#### EXERCISE TASK
Copy out each line that mentions the word "CENTRAL".

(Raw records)
* START *

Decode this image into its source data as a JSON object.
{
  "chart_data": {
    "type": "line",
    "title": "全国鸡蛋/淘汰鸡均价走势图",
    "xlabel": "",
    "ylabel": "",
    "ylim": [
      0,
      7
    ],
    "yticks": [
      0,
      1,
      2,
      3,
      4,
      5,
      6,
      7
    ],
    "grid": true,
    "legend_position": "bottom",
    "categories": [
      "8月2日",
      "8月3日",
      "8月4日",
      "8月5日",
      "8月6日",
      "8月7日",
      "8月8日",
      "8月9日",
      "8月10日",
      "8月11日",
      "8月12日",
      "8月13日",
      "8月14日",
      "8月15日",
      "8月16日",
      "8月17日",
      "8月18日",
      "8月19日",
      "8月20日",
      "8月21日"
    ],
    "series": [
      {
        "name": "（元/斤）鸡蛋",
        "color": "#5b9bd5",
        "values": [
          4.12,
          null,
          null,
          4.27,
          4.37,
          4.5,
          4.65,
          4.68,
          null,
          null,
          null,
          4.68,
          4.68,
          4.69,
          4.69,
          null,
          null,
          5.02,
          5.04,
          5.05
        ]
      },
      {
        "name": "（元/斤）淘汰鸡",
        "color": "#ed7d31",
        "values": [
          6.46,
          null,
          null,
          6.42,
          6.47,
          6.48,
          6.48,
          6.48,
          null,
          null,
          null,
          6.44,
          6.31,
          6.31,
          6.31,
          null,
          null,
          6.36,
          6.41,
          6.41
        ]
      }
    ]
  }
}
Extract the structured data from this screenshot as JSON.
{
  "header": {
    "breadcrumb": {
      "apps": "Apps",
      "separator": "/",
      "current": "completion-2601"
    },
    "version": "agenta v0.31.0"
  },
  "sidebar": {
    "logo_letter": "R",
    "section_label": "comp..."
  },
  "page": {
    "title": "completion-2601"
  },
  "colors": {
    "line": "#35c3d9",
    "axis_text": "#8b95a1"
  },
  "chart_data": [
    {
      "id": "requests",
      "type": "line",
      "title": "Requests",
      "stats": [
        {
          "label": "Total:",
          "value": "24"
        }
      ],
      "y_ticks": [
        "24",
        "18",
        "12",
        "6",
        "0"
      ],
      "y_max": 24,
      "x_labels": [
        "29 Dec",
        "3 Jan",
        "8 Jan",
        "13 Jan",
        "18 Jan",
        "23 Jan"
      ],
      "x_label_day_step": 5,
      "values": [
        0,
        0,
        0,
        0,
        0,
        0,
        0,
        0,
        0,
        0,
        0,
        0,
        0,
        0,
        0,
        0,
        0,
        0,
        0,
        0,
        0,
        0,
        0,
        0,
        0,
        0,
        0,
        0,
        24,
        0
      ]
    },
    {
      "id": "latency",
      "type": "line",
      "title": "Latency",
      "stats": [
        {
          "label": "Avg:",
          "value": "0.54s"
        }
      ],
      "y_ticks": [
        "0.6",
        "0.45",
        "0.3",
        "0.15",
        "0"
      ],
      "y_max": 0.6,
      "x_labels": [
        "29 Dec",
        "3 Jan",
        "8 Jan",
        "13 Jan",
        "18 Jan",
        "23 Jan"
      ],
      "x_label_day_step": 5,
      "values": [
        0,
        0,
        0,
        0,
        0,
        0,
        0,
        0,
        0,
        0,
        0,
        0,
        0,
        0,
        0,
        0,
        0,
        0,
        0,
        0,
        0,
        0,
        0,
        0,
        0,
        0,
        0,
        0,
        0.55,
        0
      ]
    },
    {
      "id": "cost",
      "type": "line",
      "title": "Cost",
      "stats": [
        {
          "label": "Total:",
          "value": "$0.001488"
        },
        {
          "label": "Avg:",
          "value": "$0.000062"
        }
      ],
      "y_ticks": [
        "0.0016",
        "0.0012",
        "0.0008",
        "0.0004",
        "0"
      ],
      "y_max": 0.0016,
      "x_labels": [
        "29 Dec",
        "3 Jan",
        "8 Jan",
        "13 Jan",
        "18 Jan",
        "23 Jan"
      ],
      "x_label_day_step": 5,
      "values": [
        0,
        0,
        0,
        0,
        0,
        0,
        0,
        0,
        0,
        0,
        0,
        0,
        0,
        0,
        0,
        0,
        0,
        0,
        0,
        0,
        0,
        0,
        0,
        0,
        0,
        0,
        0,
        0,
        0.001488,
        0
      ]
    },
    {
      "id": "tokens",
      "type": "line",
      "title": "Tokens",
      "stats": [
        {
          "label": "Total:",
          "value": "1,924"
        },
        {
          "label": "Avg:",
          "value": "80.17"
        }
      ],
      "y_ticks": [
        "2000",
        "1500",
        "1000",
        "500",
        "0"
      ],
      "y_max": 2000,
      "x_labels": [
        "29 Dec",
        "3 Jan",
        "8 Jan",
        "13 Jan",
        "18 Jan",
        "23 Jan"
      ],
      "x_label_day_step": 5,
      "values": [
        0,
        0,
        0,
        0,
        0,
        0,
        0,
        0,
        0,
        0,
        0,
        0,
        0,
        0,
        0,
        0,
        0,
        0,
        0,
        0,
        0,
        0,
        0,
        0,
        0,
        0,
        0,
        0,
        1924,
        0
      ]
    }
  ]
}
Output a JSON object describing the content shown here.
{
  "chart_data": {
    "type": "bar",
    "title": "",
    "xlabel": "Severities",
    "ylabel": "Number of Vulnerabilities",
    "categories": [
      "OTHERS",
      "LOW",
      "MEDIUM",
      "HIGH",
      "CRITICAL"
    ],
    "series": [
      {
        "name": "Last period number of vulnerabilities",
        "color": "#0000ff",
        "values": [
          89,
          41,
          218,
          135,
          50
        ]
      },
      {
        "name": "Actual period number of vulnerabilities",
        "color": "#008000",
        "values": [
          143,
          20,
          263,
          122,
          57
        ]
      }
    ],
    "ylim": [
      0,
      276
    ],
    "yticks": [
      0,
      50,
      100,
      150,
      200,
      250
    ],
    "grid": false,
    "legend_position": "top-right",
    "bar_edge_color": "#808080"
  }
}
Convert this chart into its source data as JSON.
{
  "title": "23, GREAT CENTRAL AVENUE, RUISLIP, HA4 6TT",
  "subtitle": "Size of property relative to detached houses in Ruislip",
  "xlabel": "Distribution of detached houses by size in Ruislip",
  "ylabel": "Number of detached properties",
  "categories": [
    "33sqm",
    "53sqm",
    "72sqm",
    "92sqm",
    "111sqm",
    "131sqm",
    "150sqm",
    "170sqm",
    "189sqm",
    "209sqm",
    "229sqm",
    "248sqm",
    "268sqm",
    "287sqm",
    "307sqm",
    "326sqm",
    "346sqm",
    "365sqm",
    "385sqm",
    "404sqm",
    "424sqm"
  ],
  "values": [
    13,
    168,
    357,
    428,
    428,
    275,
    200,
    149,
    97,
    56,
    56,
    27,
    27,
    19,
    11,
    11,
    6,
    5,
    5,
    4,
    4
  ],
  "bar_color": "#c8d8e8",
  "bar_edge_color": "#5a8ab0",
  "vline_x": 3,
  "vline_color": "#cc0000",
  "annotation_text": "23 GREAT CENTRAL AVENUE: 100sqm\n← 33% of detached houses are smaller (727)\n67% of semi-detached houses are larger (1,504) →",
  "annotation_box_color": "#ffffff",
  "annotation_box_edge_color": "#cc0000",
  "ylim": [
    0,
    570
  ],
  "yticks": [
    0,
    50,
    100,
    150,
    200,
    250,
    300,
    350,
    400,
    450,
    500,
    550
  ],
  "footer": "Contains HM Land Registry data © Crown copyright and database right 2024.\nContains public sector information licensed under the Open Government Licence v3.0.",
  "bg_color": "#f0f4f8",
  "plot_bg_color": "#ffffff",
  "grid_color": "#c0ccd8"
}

* END *

#### FINAL RESULT
  "title": "23, GREAT CENTRAL AVENUE, RUISLIP, HA4 6TT",
  "annotation_text": "23 GREAT CENTRAL AVENUE: 100sqm\n← 33% of detached houses are smaller (727)\n67% of semi-detached houses are larger (1,504) →",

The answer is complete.